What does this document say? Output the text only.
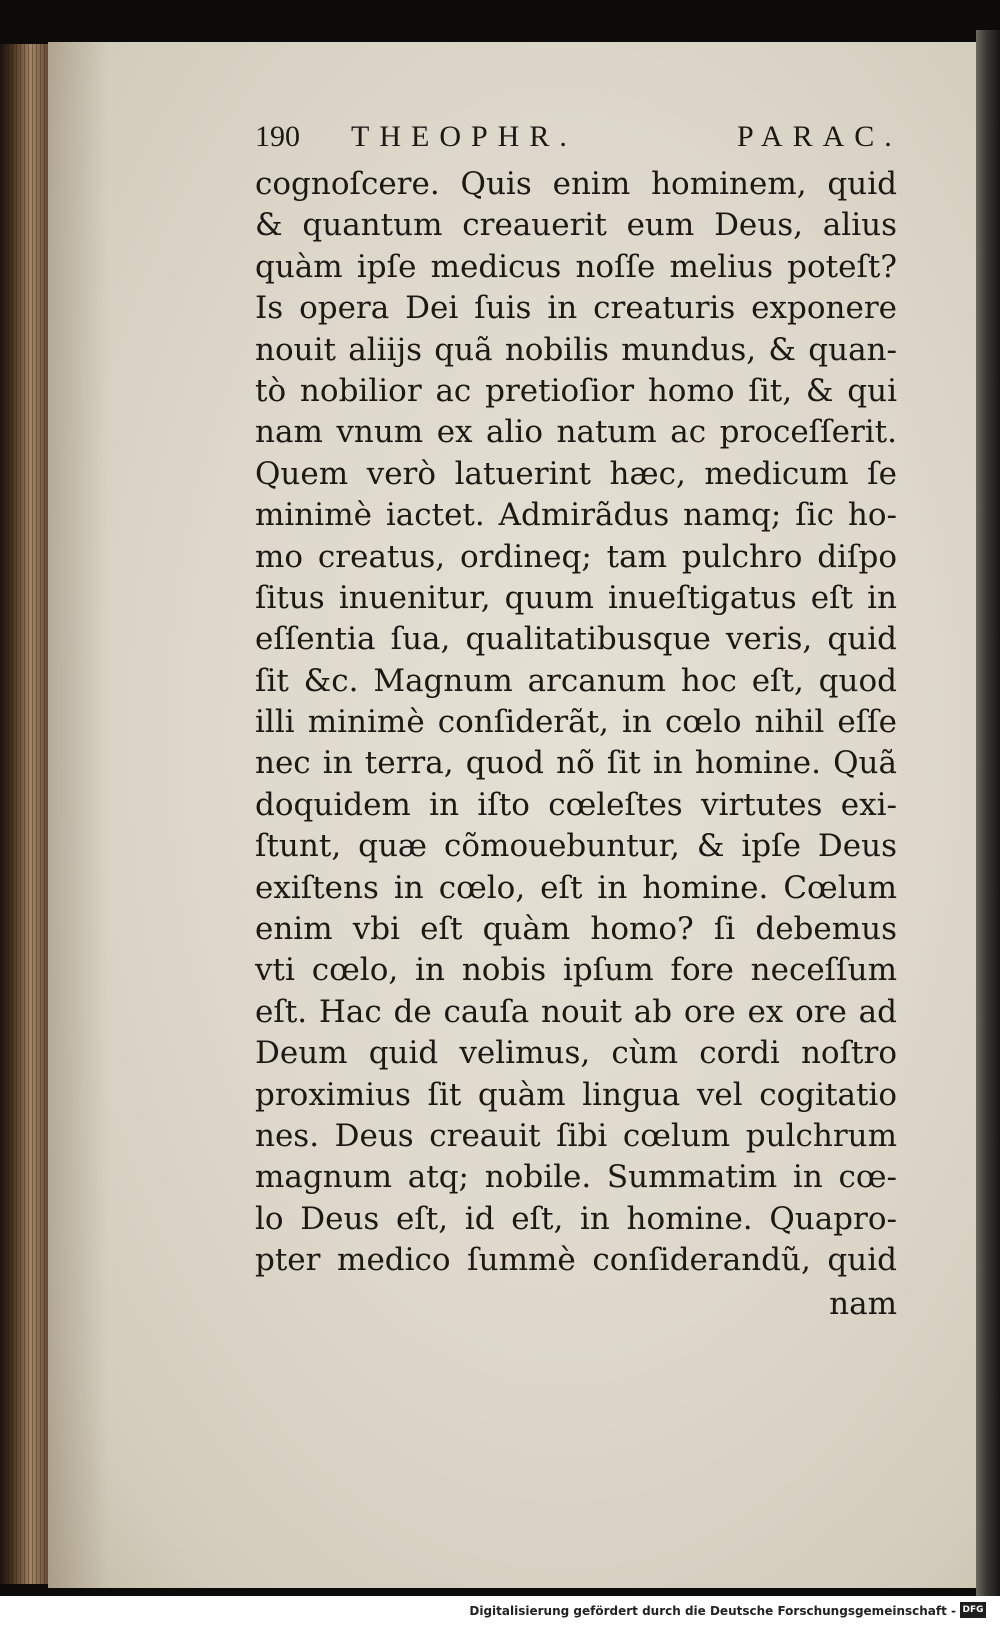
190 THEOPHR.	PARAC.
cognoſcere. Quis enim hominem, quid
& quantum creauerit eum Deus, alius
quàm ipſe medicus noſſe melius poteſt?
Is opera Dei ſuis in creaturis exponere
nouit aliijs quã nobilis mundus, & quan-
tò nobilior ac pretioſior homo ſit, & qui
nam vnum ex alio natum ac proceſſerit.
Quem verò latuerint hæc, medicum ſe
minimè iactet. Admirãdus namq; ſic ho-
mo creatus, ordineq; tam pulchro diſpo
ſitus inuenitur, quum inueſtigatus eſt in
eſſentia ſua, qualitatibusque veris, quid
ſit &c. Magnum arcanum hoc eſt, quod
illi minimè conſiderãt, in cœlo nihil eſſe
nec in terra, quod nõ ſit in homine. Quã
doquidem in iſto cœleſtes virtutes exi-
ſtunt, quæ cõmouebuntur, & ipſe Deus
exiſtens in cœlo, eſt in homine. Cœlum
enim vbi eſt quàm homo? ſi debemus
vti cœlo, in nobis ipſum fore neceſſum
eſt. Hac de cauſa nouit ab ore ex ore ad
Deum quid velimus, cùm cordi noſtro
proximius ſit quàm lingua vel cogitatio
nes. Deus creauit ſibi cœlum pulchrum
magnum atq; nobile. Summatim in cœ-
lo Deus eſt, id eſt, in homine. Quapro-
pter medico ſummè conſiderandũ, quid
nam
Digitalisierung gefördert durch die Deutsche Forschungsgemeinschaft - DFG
------------------------------------
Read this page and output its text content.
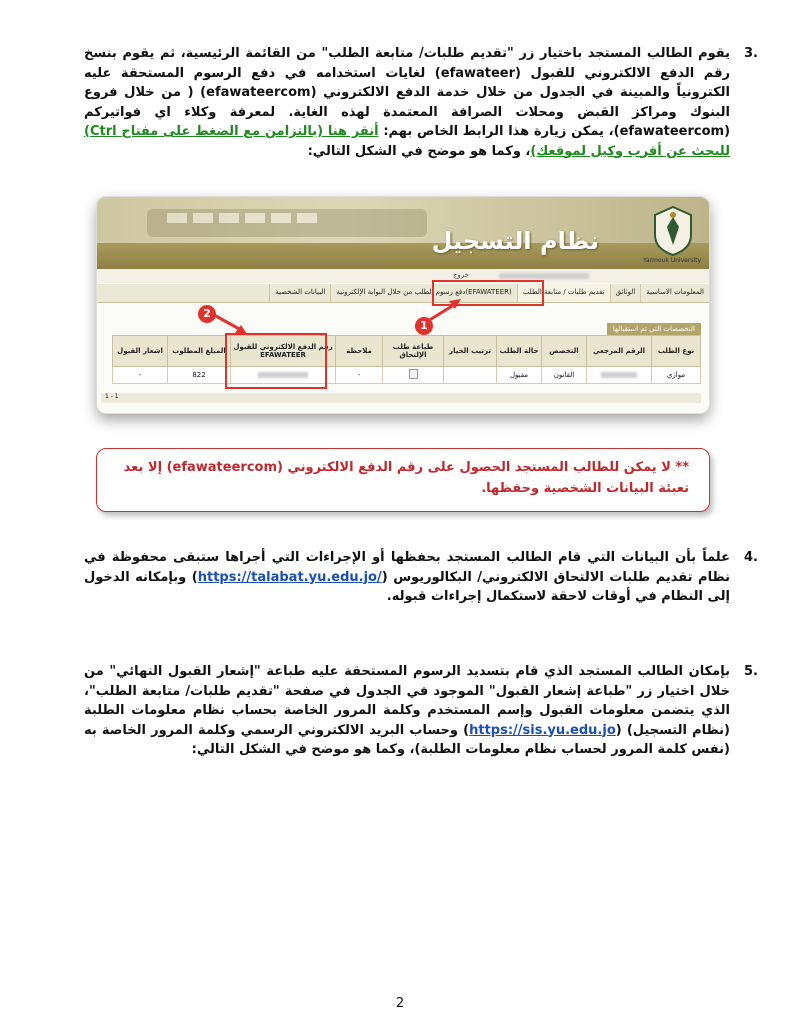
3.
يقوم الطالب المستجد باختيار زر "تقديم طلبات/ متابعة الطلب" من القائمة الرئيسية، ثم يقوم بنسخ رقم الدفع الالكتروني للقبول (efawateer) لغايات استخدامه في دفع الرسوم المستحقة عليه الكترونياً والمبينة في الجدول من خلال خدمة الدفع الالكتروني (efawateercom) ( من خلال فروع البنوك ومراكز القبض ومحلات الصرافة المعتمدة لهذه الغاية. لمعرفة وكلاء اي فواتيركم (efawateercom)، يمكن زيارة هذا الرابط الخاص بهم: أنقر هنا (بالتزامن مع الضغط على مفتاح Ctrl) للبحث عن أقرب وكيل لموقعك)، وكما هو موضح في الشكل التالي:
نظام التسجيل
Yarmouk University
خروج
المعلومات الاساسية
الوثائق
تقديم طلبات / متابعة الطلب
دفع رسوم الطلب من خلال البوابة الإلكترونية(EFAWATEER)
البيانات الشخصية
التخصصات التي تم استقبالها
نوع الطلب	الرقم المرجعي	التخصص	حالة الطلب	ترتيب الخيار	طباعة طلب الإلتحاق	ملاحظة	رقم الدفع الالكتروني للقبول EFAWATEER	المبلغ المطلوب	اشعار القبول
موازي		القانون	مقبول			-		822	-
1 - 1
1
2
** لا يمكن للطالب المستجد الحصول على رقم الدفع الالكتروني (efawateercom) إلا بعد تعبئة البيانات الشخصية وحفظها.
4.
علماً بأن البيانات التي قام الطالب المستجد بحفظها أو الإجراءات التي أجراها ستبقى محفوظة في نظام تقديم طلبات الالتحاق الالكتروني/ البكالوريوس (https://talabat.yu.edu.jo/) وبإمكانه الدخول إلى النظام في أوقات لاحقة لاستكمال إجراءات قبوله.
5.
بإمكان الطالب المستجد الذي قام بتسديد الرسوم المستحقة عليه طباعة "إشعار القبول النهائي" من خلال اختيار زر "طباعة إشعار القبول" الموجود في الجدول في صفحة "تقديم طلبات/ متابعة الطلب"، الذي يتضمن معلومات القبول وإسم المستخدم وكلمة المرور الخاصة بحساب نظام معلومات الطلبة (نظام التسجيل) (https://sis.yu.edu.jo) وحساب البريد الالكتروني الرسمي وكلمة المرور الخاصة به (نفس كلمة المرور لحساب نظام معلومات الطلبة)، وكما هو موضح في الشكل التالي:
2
------------------------------------
### Directions for this task:
How many of the lines above hold the word "nouit"? Give only that number.

### Final answer:
2